SOURCE DATA:
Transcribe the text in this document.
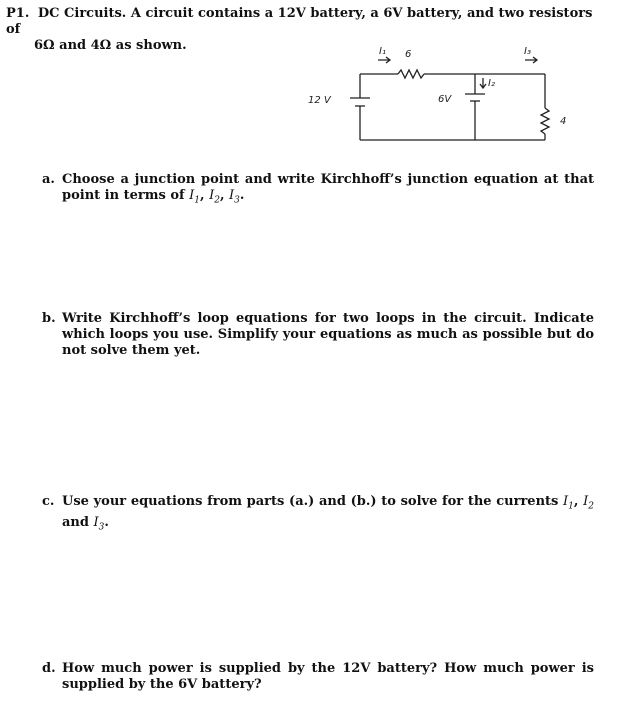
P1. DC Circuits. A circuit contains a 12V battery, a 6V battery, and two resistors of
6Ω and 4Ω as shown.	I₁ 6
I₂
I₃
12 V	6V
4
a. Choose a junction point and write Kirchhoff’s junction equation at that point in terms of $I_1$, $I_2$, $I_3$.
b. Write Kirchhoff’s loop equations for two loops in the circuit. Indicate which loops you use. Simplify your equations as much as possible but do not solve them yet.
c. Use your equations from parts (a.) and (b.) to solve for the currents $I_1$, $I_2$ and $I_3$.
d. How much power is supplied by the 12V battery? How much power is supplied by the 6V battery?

==

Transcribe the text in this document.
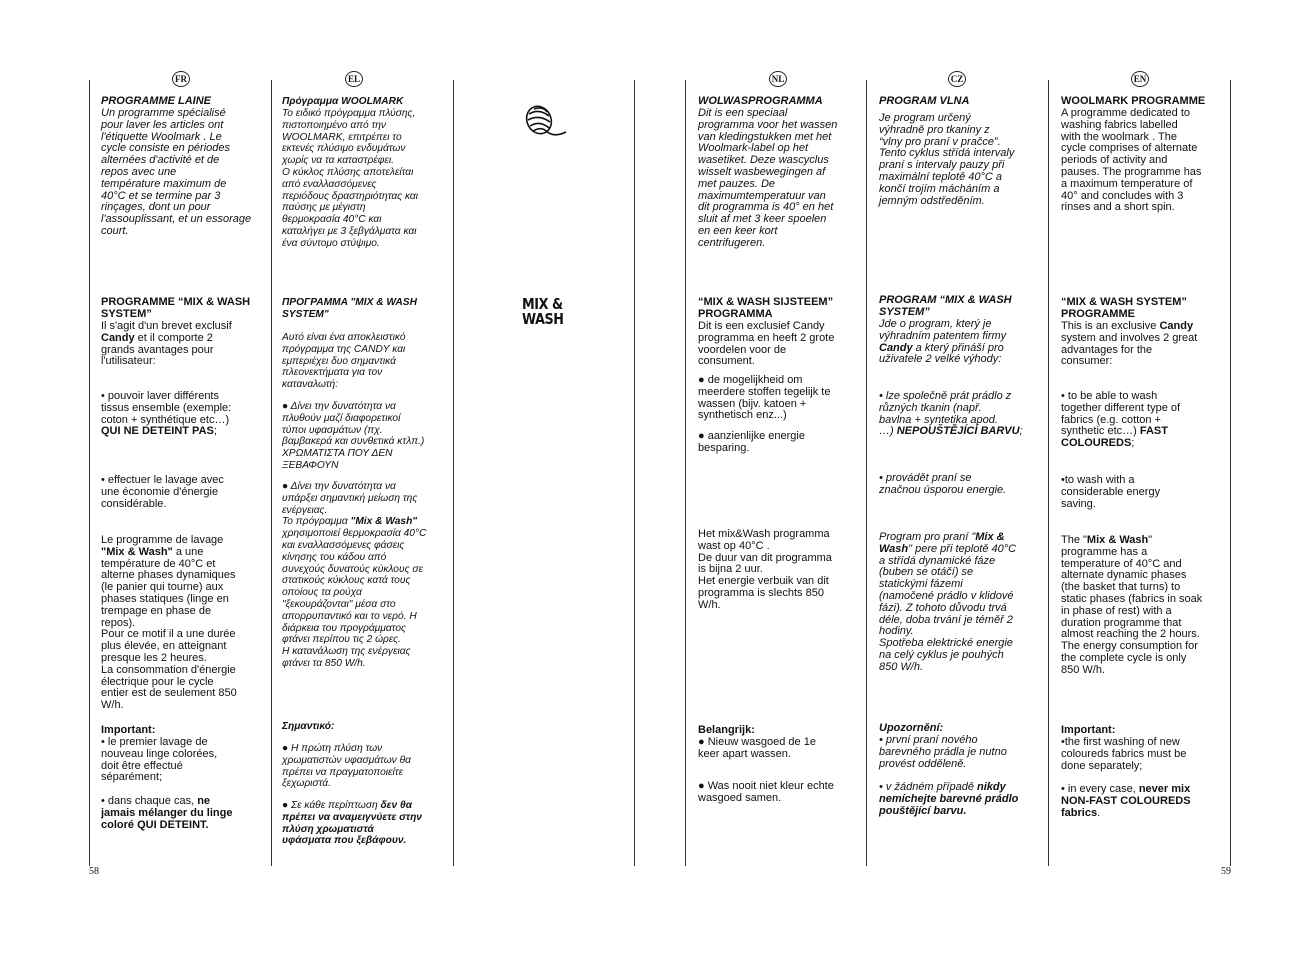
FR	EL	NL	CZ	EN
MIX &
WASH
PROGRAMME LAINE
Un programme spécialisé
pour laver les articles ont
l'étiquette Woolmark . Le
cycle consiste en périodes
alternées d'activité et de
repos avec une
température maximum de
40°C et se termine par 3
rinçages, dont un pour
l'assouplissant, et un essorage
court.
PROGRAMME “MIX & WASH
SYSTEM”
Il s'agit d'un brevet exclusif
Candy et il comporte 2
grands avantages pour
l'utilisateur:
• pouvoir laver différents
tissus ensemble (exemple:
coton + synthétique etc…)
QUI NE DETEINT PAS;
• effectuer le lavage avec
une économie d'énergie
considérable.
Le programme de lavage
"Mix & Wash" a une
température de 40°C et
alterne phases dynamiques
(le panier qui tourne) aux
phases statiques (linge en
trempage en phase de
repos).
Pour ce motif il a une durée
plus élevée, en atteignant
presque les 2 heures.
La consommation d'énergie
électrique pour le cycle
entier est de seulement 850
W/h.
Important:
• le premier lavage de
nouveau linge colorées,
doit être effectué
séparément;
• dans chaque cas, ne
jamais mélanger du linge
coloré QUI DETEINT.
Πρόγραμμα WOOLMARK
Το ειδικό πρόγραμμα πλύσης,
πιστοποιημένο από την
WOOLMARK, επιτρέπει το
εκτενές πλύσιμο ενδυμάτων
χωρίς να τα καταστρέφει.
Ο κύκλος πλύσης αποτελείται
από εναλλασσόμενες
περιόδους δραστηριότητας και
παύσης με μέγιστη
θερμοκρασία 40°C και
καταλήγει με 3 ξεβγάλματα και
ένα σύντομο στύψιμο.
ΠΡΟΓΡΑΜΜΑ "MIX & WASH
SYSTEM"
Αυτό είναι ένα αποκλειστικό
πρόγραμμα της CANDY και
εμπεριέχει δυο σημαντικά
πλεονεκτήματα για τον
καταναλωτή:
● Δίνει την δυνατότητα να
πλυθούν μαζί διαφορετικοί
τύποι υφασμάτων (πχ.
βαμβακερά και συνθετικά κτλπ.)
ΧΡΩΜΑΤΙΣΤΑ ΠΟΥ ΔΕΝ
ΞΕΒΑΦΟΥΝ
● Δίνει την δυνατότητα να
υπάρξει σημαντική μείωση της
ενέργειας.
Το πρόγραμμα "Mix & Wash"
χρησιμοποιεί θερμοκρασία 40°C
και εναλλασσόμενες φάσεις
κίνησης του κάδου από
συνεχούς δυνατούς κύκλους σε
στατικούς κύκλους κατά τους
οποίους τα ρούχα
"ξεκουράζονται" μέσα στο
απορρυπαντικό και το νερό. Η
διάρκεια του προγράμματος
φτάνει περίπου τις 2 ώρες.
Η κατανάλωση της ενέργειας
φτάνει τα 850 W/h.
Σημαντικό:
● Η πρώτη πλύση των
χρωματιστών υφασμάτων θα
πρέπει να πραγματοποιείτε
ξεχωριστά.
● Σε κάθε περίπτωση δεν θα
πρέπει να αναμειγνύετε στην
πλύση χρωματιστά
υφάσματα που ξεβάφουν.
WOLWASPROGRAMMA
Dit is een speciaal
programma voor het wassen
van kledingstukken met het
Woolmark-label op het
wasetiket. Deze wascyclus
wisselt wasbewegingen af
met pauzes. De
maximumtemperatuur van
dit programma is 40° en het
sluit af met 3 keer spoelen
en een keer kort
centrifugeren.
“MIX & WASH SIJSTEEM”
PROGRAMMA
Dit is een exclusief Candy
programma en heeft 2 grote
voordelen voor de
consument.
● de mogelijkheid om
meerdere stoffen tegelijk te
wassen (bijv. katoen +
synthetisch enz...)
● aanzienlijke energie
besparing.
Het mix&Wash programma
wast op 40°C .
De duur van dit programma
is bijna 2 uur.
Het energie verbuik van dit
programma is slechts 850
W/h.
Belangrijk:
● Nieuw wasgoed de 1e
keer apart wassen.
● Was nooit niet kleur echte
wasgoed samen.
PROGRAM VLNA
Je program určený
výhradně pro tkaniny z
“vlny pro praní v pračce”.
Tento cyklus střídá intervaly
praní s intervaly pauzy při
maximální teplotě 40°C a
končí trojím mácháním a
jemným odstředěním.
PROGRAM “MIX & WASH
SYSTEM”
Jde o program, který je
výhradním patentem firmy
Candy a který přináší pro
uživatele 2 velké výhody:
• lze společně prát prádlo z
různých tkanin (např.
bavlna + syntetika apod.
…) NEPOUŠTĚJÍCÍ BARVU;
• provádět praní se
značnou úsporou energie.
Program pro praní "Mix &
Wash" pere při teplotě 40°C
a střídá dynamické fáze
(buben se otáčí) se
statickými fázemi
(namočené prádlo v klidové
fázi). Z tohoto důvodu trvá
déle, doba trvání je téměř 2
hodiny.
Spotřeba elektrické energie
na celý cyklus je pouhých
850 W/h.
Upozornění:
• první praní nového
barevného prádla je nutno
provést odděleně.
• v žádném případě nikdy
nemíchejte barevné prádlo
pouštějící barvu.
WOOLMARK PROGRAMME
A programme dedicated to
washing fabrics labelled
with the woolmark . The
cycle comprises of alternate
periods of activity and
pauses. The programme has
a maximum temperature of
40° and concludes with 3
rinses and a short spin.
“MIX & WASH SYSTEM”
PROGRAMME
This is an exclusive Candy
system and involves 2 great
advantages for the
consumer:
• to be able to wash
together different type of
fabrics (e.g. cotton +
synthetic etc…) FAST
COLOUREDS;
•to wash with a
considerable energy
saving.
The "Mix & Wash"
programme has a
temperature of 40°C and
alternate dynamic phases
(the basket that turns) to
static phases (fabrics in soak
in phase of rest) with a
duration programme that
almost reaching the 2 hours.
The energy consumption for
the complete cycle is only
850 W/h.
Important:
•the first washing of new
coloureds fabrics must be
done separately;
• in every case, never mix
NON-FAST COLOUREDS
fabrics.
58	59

* * *

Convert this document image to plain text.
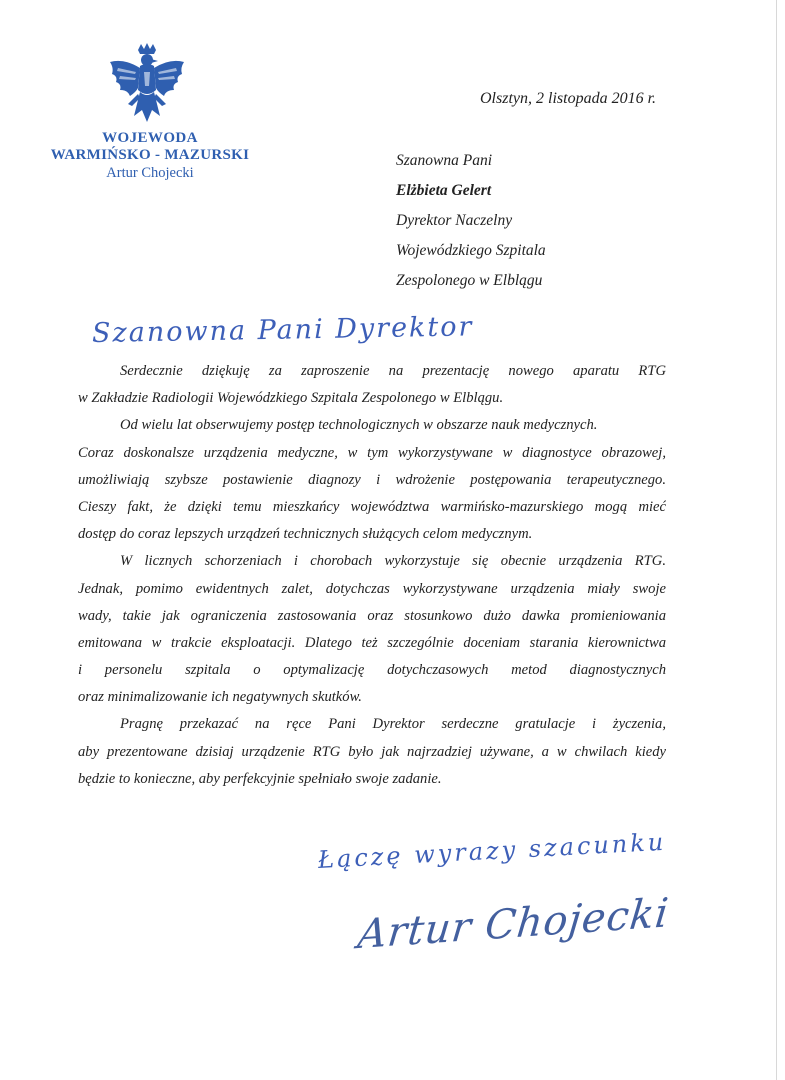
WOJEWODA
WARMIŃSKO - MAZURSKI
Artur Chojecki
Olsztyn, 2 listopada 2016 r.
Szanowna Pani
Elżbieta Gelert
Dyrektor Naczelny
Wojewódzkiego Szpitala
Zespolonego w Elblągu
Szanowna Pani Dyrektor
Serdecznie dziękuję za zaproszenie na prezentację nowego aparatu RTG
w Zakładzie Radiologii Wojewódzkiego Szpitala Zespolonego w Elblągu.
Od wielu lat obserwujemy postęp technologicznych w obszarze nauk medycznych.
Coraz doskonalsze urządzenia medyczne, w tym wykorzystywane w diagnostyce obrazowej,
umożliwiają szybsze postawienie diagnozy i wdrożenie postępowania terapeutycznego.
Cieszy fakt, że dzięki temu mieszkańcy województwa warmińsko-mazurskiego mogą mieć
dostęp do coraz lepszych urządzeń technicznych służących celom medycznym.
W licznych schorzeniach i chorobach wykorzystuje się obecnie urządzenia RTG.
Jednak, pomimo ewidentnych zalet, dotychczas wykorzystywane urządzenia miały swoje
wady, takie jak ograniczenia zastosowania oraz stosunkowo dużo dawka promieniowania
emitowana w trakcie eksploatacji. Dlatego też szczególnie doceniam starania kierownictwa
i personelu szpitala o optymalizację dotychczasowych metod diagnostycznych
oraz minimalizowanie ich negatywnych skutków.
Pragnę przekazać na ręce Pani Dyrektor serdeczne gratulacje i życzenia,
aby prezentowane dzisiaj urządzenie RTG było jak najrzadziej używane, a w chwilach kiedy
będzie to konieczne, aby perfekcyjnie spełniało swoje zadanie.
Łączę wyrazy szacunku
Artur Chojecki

PROBLEM DETAILS:
Return each line of the listing that holds the string "πρέπει".

REPLY:
πρέπει να πραγματοποιείτε
πρέπει να αναμειγνύετε στην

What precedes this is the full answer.